TEXT BLOCK:
- Native name: Кочкор (Kyrgyz)

Location
- Country: Kyrgyzstan
- Region: Naryn Province
- District: Kochkor District

Physical characteristics
- Source: confluence of East Karakol River and Seok River
- • location: Kochkor District, Naryn Province, Kyrgyzstan
- • coordinates: 42°12′03″N 75°15′03″E﻿ / ﻿42.20083°N 75.25083°E
- • elevation: 2,200 m (7,200 ft)
- Mouth: Chu
- • location: Kochkor District, Naryn Province, Kyrgyzstan
- • coordinates: 42°13′15.60″N 75°44′29″E﻿ / ﻿42.2210000°N 75.74139°E
- • elevation: 1,802 m (5,912 ft)
- Length: 45 km (28 mi)
- Basin size: 2,590 km^{2} (1,000 sq mi)

YOUR TASKS:
1. Using the Kochkor fact sheet, answer each question:
(a) In which country is Kochkor located?
(b) What is the elevation at its source?
(c) What is its length?
2. Set down the portion of the Kochkor fact sheet from "- Mouth: Chu" up to and including "(1,000 sq mi)", without any change.
3. Carry the Kochkor fact sheet further, starting after its final line.

Page segmentation data
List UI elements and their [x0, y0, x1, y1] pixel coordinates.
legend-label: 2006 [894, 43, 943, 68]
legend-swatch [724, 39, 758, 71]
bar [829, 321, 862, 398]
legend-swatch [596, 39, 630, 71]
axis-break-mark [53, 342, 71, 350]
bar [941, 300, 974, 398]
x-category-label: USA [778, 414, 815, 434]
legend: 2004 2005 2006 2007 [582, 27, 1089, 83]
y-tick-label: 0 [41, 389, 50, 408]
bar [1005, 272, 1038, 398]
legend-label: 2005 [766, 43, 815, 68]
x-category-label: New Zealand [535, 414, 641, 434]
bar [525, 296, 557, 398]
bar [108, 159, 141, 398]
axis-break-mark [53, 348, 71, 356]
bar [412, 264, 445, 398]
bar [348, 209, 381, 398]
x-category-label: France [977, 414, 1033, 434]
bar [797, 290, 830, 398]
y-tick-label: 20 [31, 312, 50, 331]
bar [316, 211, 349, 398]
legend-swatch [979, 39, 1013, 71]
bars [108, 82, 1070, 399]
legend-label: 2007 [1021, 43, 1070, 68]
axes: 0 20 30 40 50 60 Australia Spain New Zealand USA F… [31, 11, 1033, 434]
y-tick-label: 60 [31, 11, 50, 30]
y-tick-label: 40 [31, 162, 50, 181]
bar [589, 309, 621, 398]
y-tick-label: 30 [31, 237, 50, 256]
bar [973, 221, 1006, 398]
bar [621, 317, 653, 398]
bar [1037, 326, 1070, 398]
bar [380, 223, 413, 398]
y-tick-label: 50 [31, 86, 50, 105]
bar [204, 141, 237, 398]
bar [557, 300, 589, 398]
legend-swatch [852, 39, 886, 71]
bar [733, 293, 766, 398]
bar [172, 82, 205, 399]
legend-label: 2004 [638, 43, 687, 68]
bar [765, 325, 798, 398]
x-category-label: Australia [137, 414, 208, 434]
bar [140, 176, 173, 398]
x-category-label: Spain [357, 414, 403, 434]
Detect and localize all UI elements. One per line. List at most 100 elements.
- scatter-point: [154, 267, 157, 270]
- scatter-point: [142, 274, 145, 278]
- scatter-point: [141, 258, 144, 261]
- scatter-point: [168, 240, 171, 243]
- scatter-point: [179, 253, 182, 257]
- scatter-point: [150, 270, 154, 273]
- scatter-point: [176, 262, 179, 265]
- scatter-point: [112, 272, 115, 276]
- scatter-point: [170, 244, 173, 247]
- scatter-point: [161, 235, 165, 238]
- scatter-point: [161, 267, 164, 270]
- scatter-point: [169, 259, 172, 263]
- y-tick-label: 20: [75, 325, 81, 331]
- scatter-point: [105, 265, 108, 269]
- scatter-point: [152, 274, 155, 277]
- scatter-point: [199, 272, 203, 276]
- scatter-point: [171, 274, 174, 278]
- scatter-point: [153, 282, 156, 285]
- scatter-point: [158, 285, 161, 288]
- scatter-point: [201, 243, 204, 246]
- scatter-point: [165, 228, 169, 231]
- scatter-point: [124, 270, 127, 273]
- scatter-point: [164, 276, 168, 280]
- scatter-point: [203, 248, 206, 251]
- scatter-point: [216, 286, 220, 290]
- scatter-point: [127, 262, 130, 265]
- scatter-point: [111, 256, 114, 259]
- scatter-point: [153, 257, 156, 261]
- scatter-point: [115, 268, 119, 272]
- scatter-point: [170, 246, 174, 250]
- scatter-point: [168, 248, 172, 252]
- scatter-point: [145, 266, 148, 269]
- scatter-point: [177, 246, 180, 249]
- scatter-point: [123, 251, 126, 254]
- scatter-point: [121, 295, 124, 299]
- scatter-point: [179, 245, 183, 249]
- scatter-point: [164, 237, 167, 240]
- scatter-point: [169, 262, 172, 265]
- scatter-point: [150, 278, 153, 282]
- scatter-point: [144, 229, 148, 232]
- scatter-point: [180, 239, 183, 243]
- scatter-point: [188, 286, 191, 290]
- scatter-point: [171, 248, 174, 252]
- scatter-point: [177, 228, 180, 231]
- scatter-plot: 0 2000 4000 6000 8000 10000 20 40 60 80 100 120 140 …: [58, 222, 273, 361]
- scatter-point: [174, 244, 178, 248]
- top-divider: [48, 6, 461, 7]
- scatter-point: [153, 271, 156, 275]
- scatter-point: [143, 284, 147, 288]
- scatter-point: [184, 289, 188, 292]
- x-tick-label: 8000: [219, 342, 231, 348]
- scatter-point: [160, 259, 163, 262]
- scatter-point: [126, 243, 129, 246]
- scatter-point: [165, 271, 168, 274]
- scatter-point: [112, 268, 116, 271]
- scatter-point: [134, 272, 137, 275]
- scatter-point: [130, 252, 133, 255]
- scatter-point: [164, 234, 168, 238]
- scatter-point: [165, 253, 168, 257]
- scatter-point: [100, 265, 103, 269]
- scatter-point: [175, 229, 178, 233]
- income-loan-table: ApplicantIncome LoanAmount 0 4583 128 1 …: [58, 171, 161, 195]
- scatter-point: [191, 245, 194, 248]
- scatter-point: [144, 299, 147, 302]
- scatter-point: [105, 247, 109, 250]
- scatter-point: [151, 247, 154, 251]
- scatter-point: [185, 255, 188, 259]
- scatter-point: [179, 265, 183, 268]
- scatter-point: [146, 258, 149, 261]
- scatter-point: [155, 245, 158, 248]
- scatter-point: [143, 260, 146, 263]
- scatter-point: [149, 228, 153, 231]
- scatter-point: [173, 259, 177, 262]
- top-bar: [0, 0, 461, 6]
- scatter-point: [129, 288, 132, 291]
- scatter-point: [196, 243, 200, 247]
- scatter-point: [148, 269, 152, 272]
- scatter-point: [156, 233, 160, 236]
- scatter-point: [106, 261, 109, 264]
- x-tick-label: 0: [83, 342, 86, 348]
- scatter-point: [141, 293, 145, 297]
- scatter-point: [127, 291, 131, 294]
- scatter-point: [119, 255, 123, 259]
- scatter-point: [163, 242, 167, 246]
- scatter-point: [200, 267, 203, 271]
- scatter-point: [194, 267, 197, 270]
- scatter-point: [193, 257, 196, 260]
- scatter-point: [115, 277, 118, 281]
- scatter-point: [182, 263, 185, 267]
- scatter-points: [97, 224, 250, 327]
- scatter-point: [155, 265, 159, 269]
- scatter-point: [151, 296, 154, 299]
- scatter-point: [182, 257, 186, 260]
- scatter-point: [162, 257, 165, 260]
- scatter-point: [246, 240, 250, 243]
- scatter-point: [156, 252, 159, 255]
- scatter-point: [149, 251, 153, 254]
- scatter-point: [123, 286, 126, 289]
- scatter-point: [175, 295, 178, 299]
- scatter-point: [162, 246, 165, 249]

ANSWERS TO THE EXERCISE:
1.
(a) Kyrgyzstan
(b) 2,200 m (7,200 ft)
(c) 45 km (28 mi)

2.
- Mouth: Chu
- • location: Kochkor District, Naryn Province, Kyrgyzstan
- • coordinates: 42°13′15.60″N 75°44′29″E﻿ / ﻿42.2210000°N 75.74139°E
- • elevation: 1,802 m (5,912 ft)
- Length: 45 km (28 mi)
- Basin size: 2,590 km^{2} (1,000 sq mi)

3.
Basin features
- Progression: Chu→ Betpak-Dala desert

= Kochkor (river) =

The Kochkor (Кочкор) is a river in Kochkor District of Naryn Province of Kyrgyzstan. It is formed by confluence of Karakol and Seok rivers. The river is 45 km long, the basin area 2590 km2, and the average annual discharge 12.6 m3/s. The Chu is formed by the confluence of Kochkor and Joon Aryk near the village Kochkor.